_Short exercise_: From the listing that follows, output everything exactly except the pictures.

_Given records_:

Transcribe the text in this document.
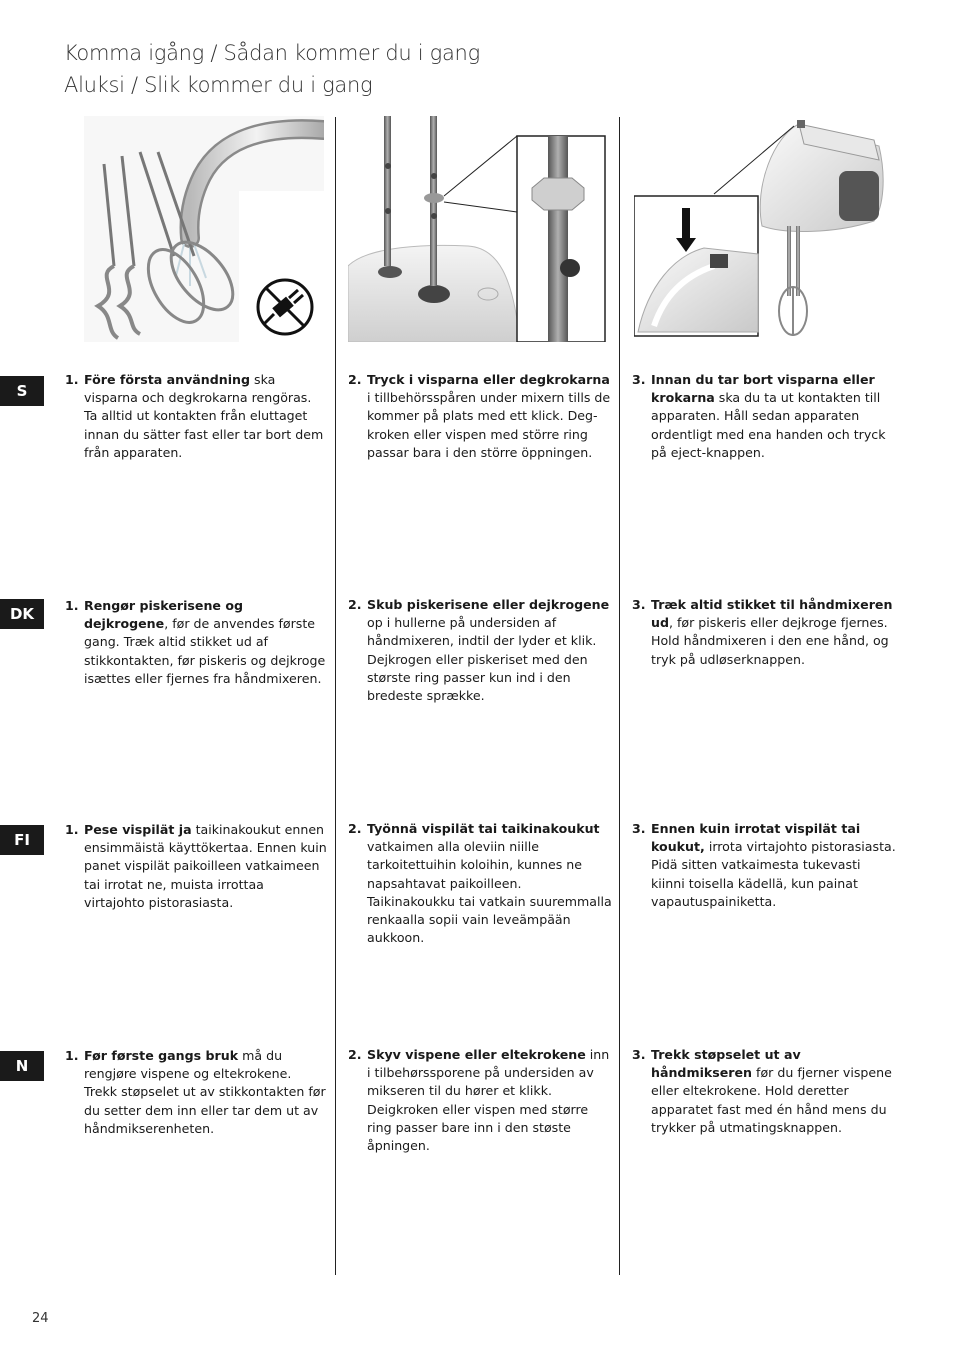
Komma igång / Sådan kommer du i gang
Aluksi / Slik kommer du i gang
S
DK
FI
N
1. Före första användning ska visparna och degkrokarna rengöras. Ta alltid ut kontakten från eluttaget innan du sätter fast eller tar bort dem från apparaten.
2. Tryck i visparna eller degkrokarna i tillbehörsspåren under mixern tills de kommer på plats med ett klick. Deg-kroken eller vispen med större ring passar bara i den större öppningen.
3. Innan du tar bort visparna eller krokarna ska du ta ut kontakten till apparaten. Håll sedan apparaten ordentligt med ena handen och tryck på eject-knappen.
1. Rengør piskerisene og dejkrogene, før de anvendes første gang. Træk altid stikket ud af stikkontakten, før piskeris og dejkroge isættes eller fjernes fra håndmixeren.
2. Skub piskerisene eller dejkrogene op i hullerne på undersiden af håndmixeren, indtil der lyder et klik. Dejkrogen eller piskeriset med den største ring passer kun ind i den bredeste sprække.
3. Træk altid stikket til håndmixeren ud, før piskeris eller dejkroge fjernes. Hold håndmixeren i den ene hånd, og tryk på udløserknappen.
1. Pese vispilät ja taikinakoukut ennen ensimmäistä käyttökertaa. Ennen kuin panet vispilät paikoilleen vatkaimeen tai irrotat ne, muista irrottaa virtajohto pistorasiasta.
2. Työnnä vispilät tai taikinakoukut vatkaimen alla oleviin niille tarkoitettuihin koloihin, kunnes ne napsahtavat paikoilleen. Taikinakoukku tai vatkain suuremmalla renkaalla sopii vain leveämpään aukkoon.
3. Ennen kuin irrotat vispilät tai koukut, irrota virtajohto pistorasiasta. Pidä sitten vatkaimesta tukevasti kiinni toisella kädellä, kun painat vapautuspainiketta.
1. Før første gangs bruk må du rengjøre vispene og eltekrokene. Trekk støpselet ut av stikkontakten før du setter dem inn eller tar dem ut av håndmikserenheten.
2. Skyv vispene eller eltekrokene inn i tilbehørssporene på undersiden av mikseren til du hører et klikk. Deigkroken eller vispen med større ring passer bare inn i den støste åpningen.
3. Trekk støpselet ut av håndmikseren før du fjerner vispene eller eltekrokene. Hold deretter apparatet fast med én hånd mens du trykker på utmatingsknappen.
24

_Exercise answer_:
Transcribe the text in this document.
Komma igång / Sådan kommer du i gang
Aluksi / Slik kommer du i gang
S
DK
FI
N
1. Före första användning ska visparna och degkrokarna rengöras. Ta alltid ut kontakten från eluttaget innan du sätter fast eller tar bort dem från apparaten.
2. Tryck i visparna eller degkrokarna i tillbehörsspåren under mixern tills de kommer på plats med ett klick. Deg-kroken eller vispen med större ring passar bara i den större öppningen.
3. Innan du tar bort visparna eller krokarna ska du ta ut kontakten till apparaten. Håll sedan apparaten ordentligt med ena handen och tryck på eject-knappen.
1. Rengør piskerisene og dejkrogene, før de anvendes første gang. Træk altid stikket ud af stikkontakten, før piskeris og dejkroge isættes eller fjernes fra håndmixeren.
2. Skub piskerisene eller dejkrogene op i hullerne på undersiden af håndmixeren, indtil der lyder et klik. Dejkrogen eller piskeriset med den største ring passer kun ind i den bredeste sprække.
3. Træk altid stikket til håndmixeren ud, før piskeris eller dejkroge fjernes. Hold håndmixeren i den ene hånd, og tryk på udløserknappen.
1. Pese vispilät ja taikinakoukut ennen ensimmäistä käyttökertaa. Ennen kuin panet vispilät paikoilleen vatkaimeen tai irrotat ne, muista irrottaa virtajohto pistorasiasta.
2. Työnnä vispilät tai taikinakoukut vatkaimen alla oleviin niille tarkoitettuihin koloihin, kunnes ne napsahtavat paikoilleen. Taikinakoukku tai vatkain suuremmalla renkaalla sopii vain leveämpään aukkoon.
3. Ennen kuin irrotat vispilät tai koukut, irrota virtajohto pistorasiasta. Pidä sitten vatkaimesta tukevasti kiinni toisella kädellä, kun painat vapautuspainiketta.
1. Før første gangs bruk må du rengjøre vispene og eltekrokene. Trekk støpselet ut av stikkontakten før du setter dem inn eller tar dem ut av håndmikserenheten.
2. Skyv vispene eller eltekrokene inn i tilbehørssporene på undersiden av mikseren til du hører et klikk. Deigkroken eller vispen med større ring passer bare inn i den støste åpningen.
3. Trekk støpselet ut av håndmikseren før du fjerner vispene eller eltekrokene. Hold deretter apparatet fast med én hånd mens du trykker på utmatingsknappen.
24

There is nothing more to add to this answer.